> _Data extract_:
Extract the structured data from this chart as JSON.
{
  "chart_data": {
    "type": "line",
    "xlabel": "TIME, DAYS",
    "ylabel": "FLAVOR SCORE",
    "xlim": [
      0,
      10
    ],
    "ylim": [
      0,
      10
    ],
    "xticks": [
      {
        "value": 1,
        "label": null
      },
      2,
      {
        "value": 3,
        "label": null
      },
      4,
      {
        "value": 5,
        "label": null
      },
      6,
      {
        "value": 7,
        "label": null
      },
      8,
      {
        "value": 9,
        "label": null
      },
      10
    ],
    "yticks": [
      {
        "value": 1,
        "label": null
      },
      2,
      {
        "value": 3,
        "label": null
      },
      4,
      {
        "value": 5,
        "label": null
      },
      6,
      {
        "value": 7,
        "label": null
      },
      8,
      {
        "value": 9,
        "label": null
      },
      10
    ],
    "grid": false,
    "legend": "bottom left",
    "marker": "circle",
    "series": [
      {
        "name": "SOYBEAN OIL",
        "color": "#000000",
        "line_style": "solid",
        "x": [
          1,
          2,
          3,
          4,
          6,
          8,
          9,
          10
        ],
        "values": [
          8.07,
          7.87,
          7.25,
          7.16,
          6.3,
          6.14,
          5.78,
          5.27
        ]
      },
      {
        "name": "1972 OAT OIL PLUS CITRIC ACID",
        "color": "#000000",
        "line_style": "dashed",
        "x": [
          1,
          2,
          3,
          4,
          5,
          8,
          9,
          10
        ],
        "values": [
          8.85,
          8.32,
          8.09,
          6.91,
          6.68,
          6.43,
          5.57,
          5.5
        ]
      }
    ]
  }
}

> _Your goal_: Reproduce the entries above in full by retyping them exactly.

> _Answer in full_:
Extract the structured data from this chart as JSON.
{
  "chart_data": {
    "type": "line",
    "xlabel": "TIME, DAYS",
    "ylabel": "FLAVOR SCORE",
    "xlim": [
      0,
      10
    ],
    "ylim": [
      0,
      10
    ],
    "xticks": [
      {
        "value": 1,
        "label": null
      },
      2,
      {
        "value": 3,
        "label": null
      },
      4,
      {
        "value": 5,
        "label": null
      },
      6,
      {
        "value": 7,
        "label": null
      },
      8,
      {
        "value": 9,
        "label": null
      },
      10
    ],
    "yticks": [
      {
        "value": 1,
        "label": null
      },
      2,
      {
        "value": 3,
        "label": null
      },
      4,
      {
        "value": 5,
        "label": null
      },
      6,
      {
        "value": 7,
        "label": null
      },
      8,
      {
        "value": 9,
        "label": null
      },
      10
    ],
    "grid": false,
    "legend": "bottom left",
    "marker": "circle",
    "series": [
      {
        "name": "SOYBEAN OIL",
        "color": "#000000",
        "line_style": "solid",
        "x": [
          1,
          2,
          3,
          4,
          6,
          8,
          9,
          10
        ],
        "values": [
          8.07,
          7.87,
          7.25,
          7.16,
          6.3,
          6.14,
          5.78,
          5.27
        ]
      },
      {
        "name": "1972 OAT OIL PLUS CITRIC ACID",
        "color": "#000000",
        "line_style": "dashed",
        "x": [
          1,
          2,
          3,
          4,
          5,
          8,
          9,
          10
        ],
        "values": [
          8.85,
          8.32,
          8.09,
          6.91,
          6.68,
          6.43,
          5.57,
          5.5
        ]
      }
    ]
  }
}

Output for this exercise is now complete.